● **Task description**
Output all the entries word for word. Omit the pictures.

● **Data for processing**
******
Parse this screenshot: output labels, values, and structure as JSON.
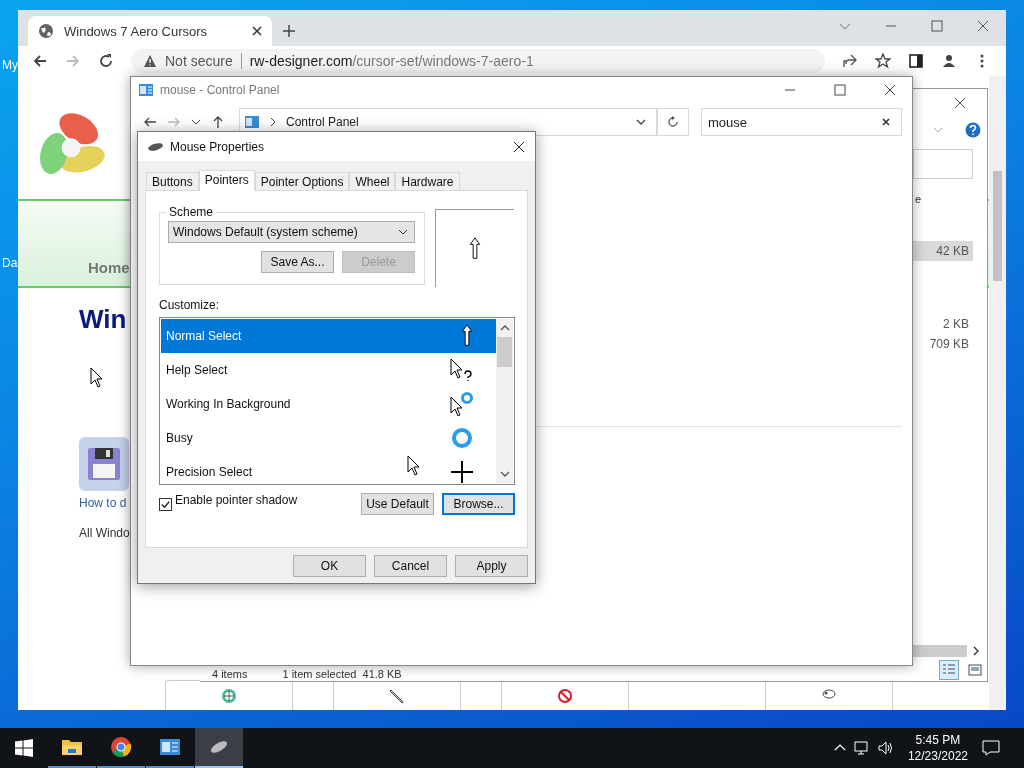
{
  "desktop": {
    "icon_labels": [
      {
        "text": "My"
      },
      {
        "text": "Da"
      }
    ]
  },
  "browser": {
    "tab_title": "Windows 7 Aero Cursors",
    "security": "Not secure",
    "url_host": "rw-designer.com",
    "url_path": "/cursor-set/windows-7-aero-1",
    "page": {
      "nav": "Home",
      "heading": "Win",
      "link": "How to d",
      "text": "All Windo"
    }
  },
  "explorer": {
    "fragment": "e",
    "files": [
      {
        "size": "42 KB",
        "selected": true
      },
      {
        "size": "2 KB",
        "selected": false
      },
      {
        "size": "709 KB",
        "selected": false
      }
    ],
    "status": [
      "4 items",
      "1 item selected  41.8 KB"
    ]
  },
  "control_panel": {
    "title": "mouse - Control Panel",
    "breadcrumb": "Control Panel",
    "search": "mouse"
  },
  "dialog": {
    "title": "Mouse Properties",
    "tabs": [
      {
        "label": "Buttons",
        "selected": false
      },
      {
        "label": "Pointers",
        "selected": true
      },
      {
        "label": "Pointer Options",
        "selected": false
      },
      {
        "label": "Wheel",
        "selected": false
      },
      {
        "label": "Hardware",
        "selected": false
      }
    ],
    "scheme_label": "Scheme",
    "scheme": "Windows Default (system scheme)",
    "scheme_buttons": [
      {
        "label": "Save As...",
        "disabled": false
      },
      {
        "label": "Delete",
        "disabled": true
      }
    ],
    "customize_label": "Customize:",
    "pointers": [
      {
        "name": "Normal Select",
        "kind": "normal",
        "selected": true
      },
      {
        "name": "Help Select",
        "kind": "help",
        "selected": false
      },
      {
        "name": "Working In Background",
        "kind": "working",
        "selected": false
      },
      {
        "name": "Busy",
        "kind": "busy",
        "selected": false
      },
      {
        "name": "Precision Select",
        "kind": "precision",
        "selected": false
      }
    ],
    "shadow": {
      "label": "Enable pointer shadow",
      "checked": true
    },
    "list_buttons": [
      {
        "label": "Use Default",
        "focused": false
      },
      {
        "label": "Browse...",
        "focused": true
      }
    ],
    "footer_buttons": [
      "OK",
      "Cancel",
      "Apply"
    ]
  },
  "taskbar": {
    "apps": [
      {
        "kind": "explorer",
        "selected": false
      },
      {
        "kind": "chrome",
        "selected": false
      },
      {
        "kind": "control-panel",
        "selected": false
      },
      {
        "kind": "mouse",
        "selected": true
      }
    ],
    "time": "5:45 PM",
    "date": "12/23/2022"
  }
}
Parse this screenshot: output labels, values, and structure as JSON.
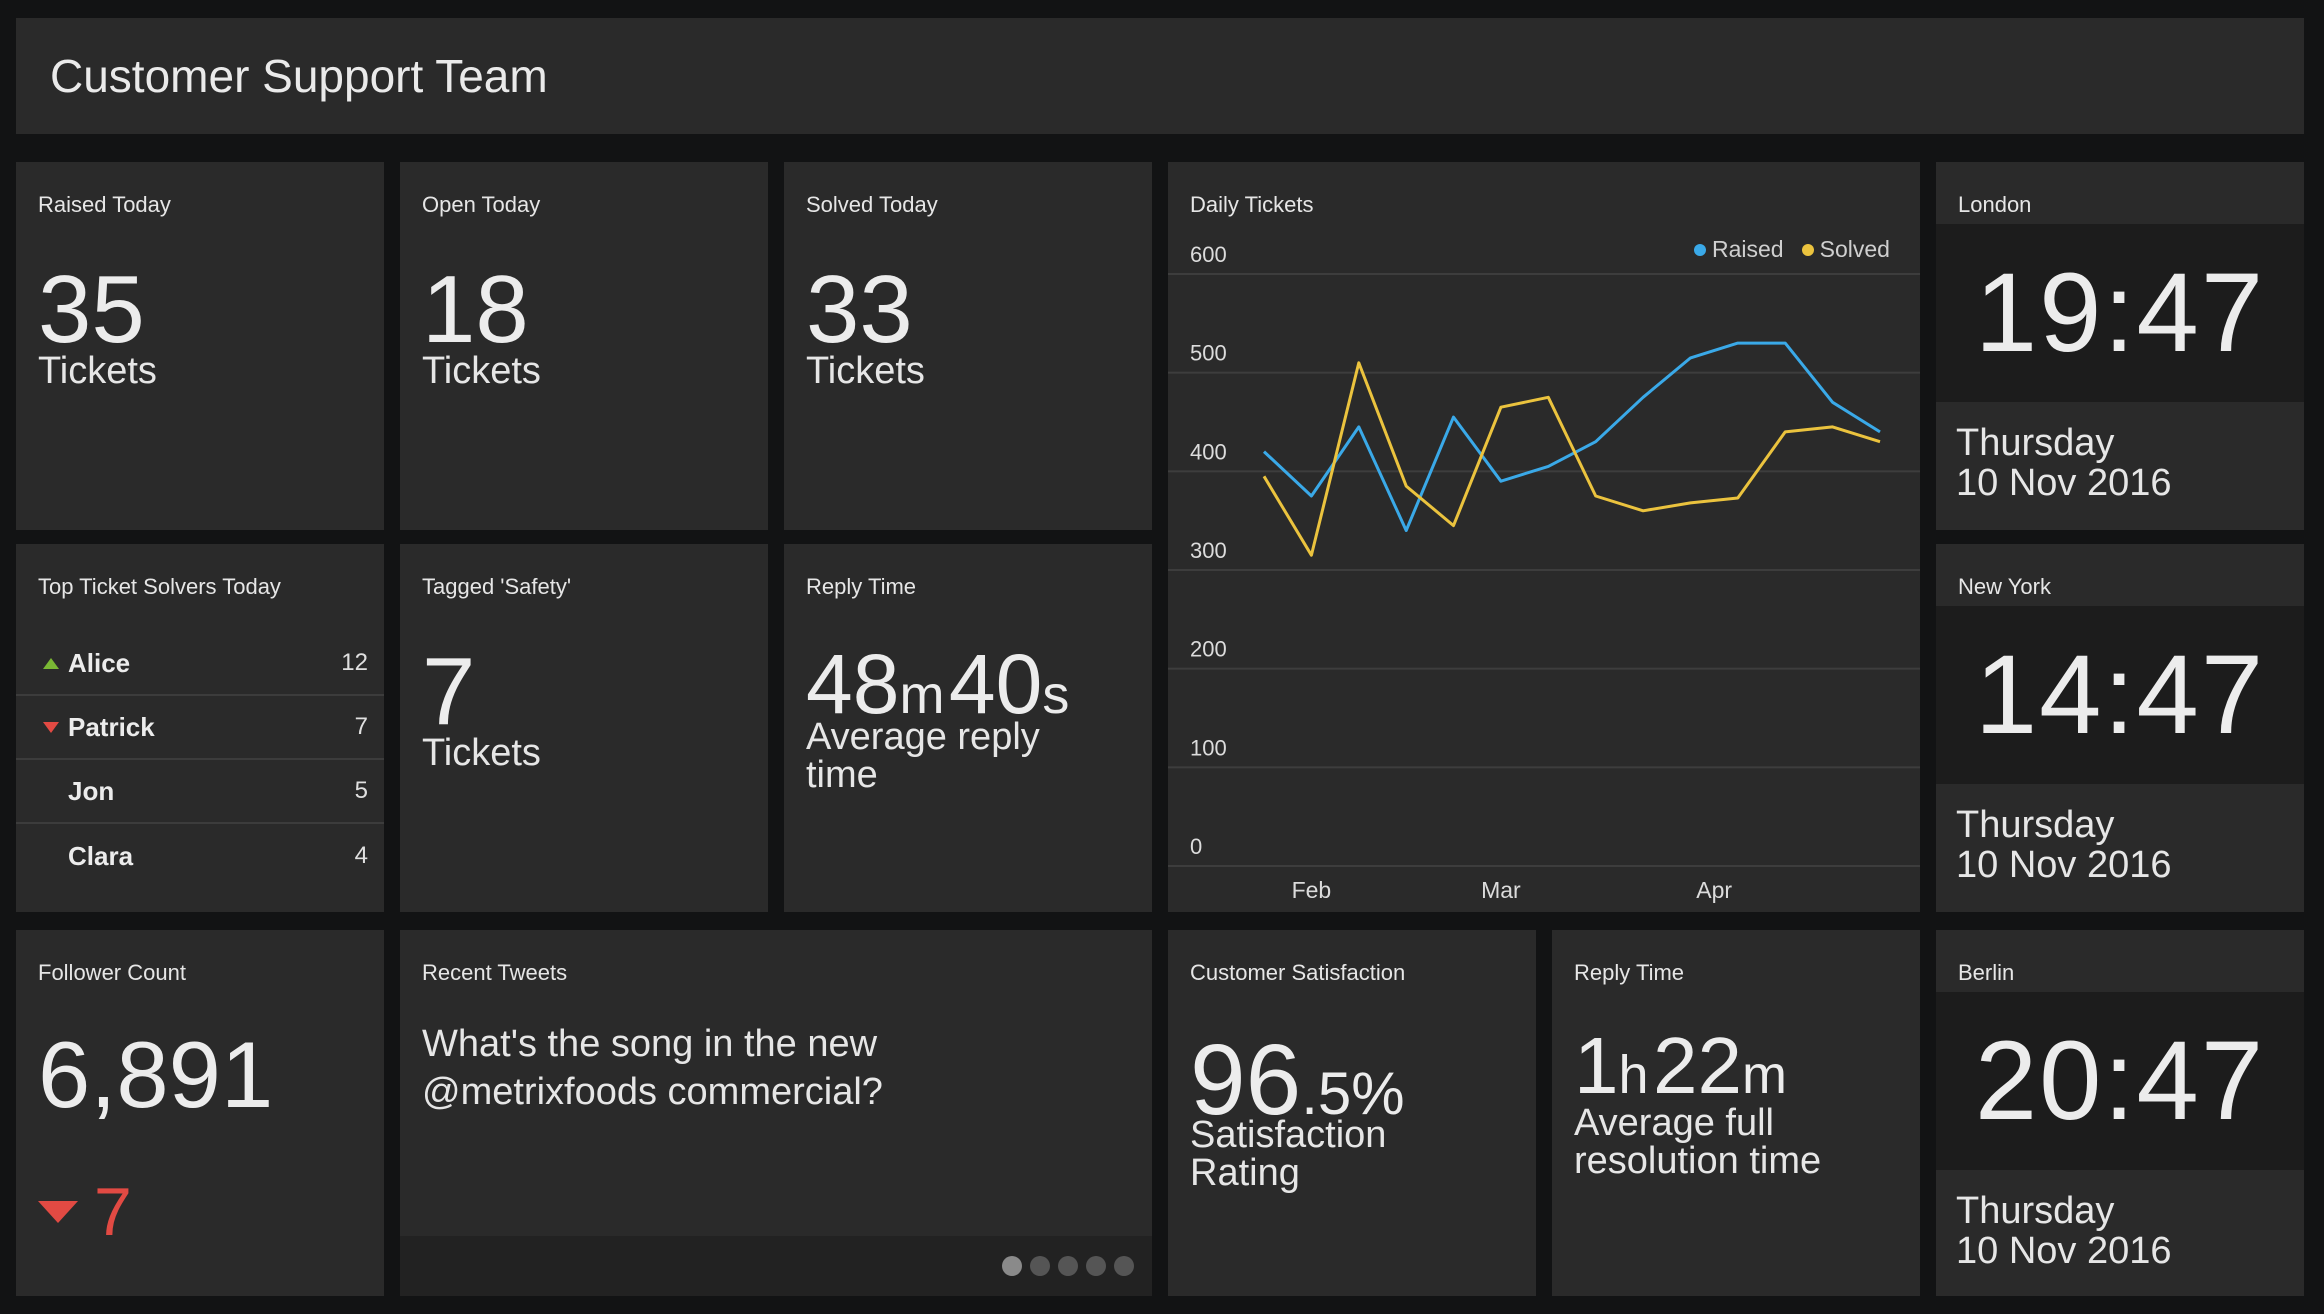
{
  "header": {
    "title": "Customer Support Team"
  },
  "colors": {
    "raised": "#3aa9e8",
    "solved": "#ebc33e",
    "up": "#7ab834",
    "down": "#e24a43"
  },
  "raised_today": {
    "title": "Raised Today",
    "value": "35",
    "unit": "Tickets"
  },
  "open_today": {
    "title": "Open Today",
    "value": "18",
    "unit": "Tickets"
  },
  "solved_today": {
    "title": "Solved Today",
    "value": "33",
    "unit": "Tickets"
  },
  "top_solvers": {
    "title": "Top Ticket Solvers Today",
    "rows": [
      {
        "name": "Alice",
        "count": "12",
        "trend": "up"
      },
      {
        "name": "Patrick",
        "count": "7",
        "trend": "down"
      },
      {
        "name": "Jon",
        "count": "5",
        "trend": "none"
      },
      {
        "name": "Clara",
        "count": "4",
        "trend": "none"
      }
    ]
  },
  "tagged_safety": {
    "title": "Tagged 'Safety'",
    "value": "7",
    "unit": "Tickets"
  },
  "reply_time": {
    "title": "Reply Time",
    "minutes": "48",
    "m": "m",
    "seconds": "40",
    "s": "s",
    "label_line1": "Average reply",
    "label_line2": "time"
  },
  "clocks": [
    {
      "city": "London",
      "time": "19:47",
      "day": "Thursday",
      "date": "10 Nov 2016"
    },
    {
      "city": "New York",
      "time": "14:47",
      "day": "Thursday",
      "date": "10 Nov 2016"
    },
    {
      "city": "Berlin",
      "time": "20:47",
      "day": "Thursday",
      "date": "10 Nov 2016"
    }
  ],
  "follower_count": {
    "title": "Follower Count",
    "value": "6,891",
    "change": "7",
    "change_direction": "down"
  },
  "recent_tweets": {
    "title": "Recent Tweets",
    "text_line1": "What's the song in the new",
    "text_line2": "@metrixfoods commercial?",
    "pages": 5,
    "active_page": 1
  },
  "satisfaction": {
    "title": "Customer Satisfaction",
    "int": "96",
    "frac": ".5%",
    "label_line1": "Satisfaction",
    "label_line2": "Rating"
  },
  "resolution_time": {
    "title": "Reply Time",
    "hours": "1",
    "h": "h",
    "minutes": "22",
    "m": "m",
    "label_line1": "Average full",
    "label_line2": "resolution time"
  },
  "chart_data": {
    "type": "line",
    "title": "Daily Tickets",
    "ylim": [
      0,
      600
    ],
    "yticks": [
      "0",
      "100",
      "200",
      "300",
      "400",
      "500",
      "600"
    ],
    "xticks": [
      "Feb",
      "Mar",
      "Apr"
    ],
    "x_tick_index": [
      1,
      5,
      9.5
    ],
    "legend_position": "top-right",
    "grid": true,
    "series": [
      {
        "name": "Raised",
        "color": "#3aa9e8",
        "values": [
          420,
          375,
          445,
          340,
          455,
          390,
          405,
          430,
          475,
          515,
          530,
          530,
          470,
          440
        ]
      },
      {
        "name": "Solved",
        "color": "#ebc33e",
        "values": [
          395,
          315,
          510,
          385,
          345,
          465,
          475,
          375,
          360,
          368,
          373,
          440,
          445,
          430
        ]
      }
    ]
  }
}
******
● **Written solution**
Parse this screenshot: output labels, values, and structure as JSON.
{
  "desktop": {
    "icon_labels": [
      {
        "text": "My"
      },
      {
        "text": "Da"
      }
    ]
  },
  "browser": {
    "tab_title": "Windows 7 Aero Cursors",
    "security": "Not secure",
    "url_host": "rw-designer.com",
    "url_path": "/cursor-set/windows-7-aero-1",
    "page": {
      "nav": "Home",
      "heading": "Win",
      "link": "How to d",
      "text": "All Windo"
    }
  },
  "explorer": {
    "fragment": "e",
    "files": [
      {
        "size": "42 KB",
        "selected": true
      },
      {
        "size": "2 KB",
        "selected": false
      },
      {
        "size": "709 KB",
        "selected": false
      }
    ],
    "status": [
      "4 items",
      "1 item selected  41.8 KB"
    ]
  },
  "control_panel": {
    "title": "mouse - Control Panel",
    "breadcrumb": "Control Panel",
    "search": "mouse"
  },
  "dialog": {
    "title": "Mouse Properties",
    "tabs": [
      {
        "label": "Buttons",
        "selected": false
      },
      {
        "label": "Pointers",
        "selected": true
      },
      {
        "label": "Pointer Options",
        "selected": false
      },
      {
        "label": "Wheel",
        "selected": false
      },
      {
        "label": "Hardware",
        "selected": false
      }
    ],
    "scheme_label": "Scheme",
    "scheme": "Windows Default (system scheme)",
    "scheme_buttons": [
      {
        "label": "Save As...",
        "disabled": false
      },
      {
        "label": "Delete",
        "disabled": true
      }
    ],
    "customize_label": "Customize:",
    "pointers": [
      {
        "name": "Normal Select",
        "kind": "normal",
        "selected": true
      },
      {
        "name": "Help Select",
        "kind": "help",
        "selected": false
      },
      {
        "name": "Working In Background",
        "kind": "working",
        "selected": false
      },
      {
        "name": "Busy",
        "kind": "busy",
        "selected": false
      },
      {
        "name": "Precision Select",
        "kind": "precision",
        "selected": false
      }
    ],
    "shadow": {
      "label": "Enable pointer shadow",
      "checked": true
    },
    "list_buttons": [
      {
        "label": "Use Default",
        "focused": false
      },
      {
        "label": "Browse...",
        "focused": true
      }
    ],
    "footer_buttons": [
      "OK",
      "Cancel",
      "Apply"
    ]
  },
  "taskbar": {
    "apps": [
      {
        "kind": "explorer",
        "selected": false
      },
      {
        "kind": "chrome",
        "selected": false
      },
      {
        "kind": "control-panel",
        "selected": false
      },
      {
        "kind": "mouse",
        "selected": true
      }
    ],
    "time": "5:45 PM",
    "date": "12/23/2022"
  }
}
Parse this screenshot: output labels, values, and structure as JSON.
{
  "header": {
    "title": "Customer Support Team"
  },
  "colors": {
    "raised": "#3aa9e8",
    "solved": "#ebc33e",
    "up": "#7ab834",
    "down": "#e24a43"
  },
  "raised_today": {
    "title": "Raised Today",
    "value": "35",
    "unit": "Tickets"
  },
  "open_today": {
    "title": "Open Today",
    "value": "18",
    "unit": "Tickets"
  },
  "solved_today": {
    "title": "Solved Today",
    "value": "33",
    "unit": "Tickets"
  },
  "top_solvers": {
    "title": "Top Ticket Solvers Today",
    "rows": [
      {
        "name": "Alice",
        "count": "12",
        "trend": "up"
      },
      {
        "name": "Patrick",
        "count": "7",
        "trend": "down"
      },
      {
        "name": "Jon",
        "count": "5",
        "trend": "none"
      },
      {
        "name": "Clara",
        "count": "4",
        "trend": "none"
      }
    ]
  },
  "tagged_safety": {
    "title": "Tagged 'Safety'",
    "value": "7",
    "unit": "Tickets"
  },
  "reply_time": {
    "title": "Reply Time",
    "minutes": "48",
    "m": "m",
    "seconds": "40",
    "s": "s",
    "label_line1": "Average reply",
    "label_line2": "time"
  },
  "clocks": [
    {
      "city": "London",
      "time": "19:47",
      "day": "Thursday",
      "date": "10 Nov 2016"
    },
    {
      "city": "New York",
      "time": "14:47",
      "day": "Thursday",
      "date": "10 Nov 2016"
    },
    {
      "city": "Berlin",
      "time": "20:47",
      "day": "Thursday",
      "date": "10 Nov 2016"
    }
  ],
  "follower_count": {
    "title": "Follower Count",
    "value": "6,891",
    "change": "7",
    "change_direction": "down"
  },
  "recent_tweets": {
    "title": "Recent Tweets",
    "text_line1": "What's the song in the new",
    "text_line2": "@metrixfoods commercial?",
    "pages": 5,
    "active_page": 1
  },
  "satisfaction": {
    "title": "Customer Satisfaction",
    "int": "96",
    "frac": ".5%",
    "label_line1": "Satisfaction",
    "label_line2": "Rating"
  },
  "resolution_time": {
    "title": "Reply Time",
    "hours": "1",
    "h": "h",
    "minutes": "22",
    "m": "m",
    "label_line1": "Average full",
    "label_line2": "resolution time"
  },
  "chart_data": {
    "type": "line",
    "title": "Daily Tickets",
    "ylim": [
      0,
      600
    ],
    "yticks": [
      "0",
      "100",
      "200",
      "300",
      "400",
      "500",
      "600"
    ],
    "xticks": [
      "Feb",
      "Mar",
      "Apr"
    ],
    "x_tick_index": [
      1,
      5,
      9.5
    ],
    "legend_position": "top-right",
    "grid": true,
    "series": [
      {
        "name": "Raised",
        "color": "#3aa9e8",
        "values": [
          420,
          375,
          445,
          340,
          455,
          390,
          405,
          430,
          475,
          515,
          530,
          530,
          470,
          440
        ]
      },
      {
        "name": "Solved",
        "color": "#ebc33e",
        "values": [
          395,
          315,
          510,
          385,
          345,
          465,
          475,
          375,
          360,
          368,
          373,
          440,
          445,
          430
        ]
      }
    ]
  }
}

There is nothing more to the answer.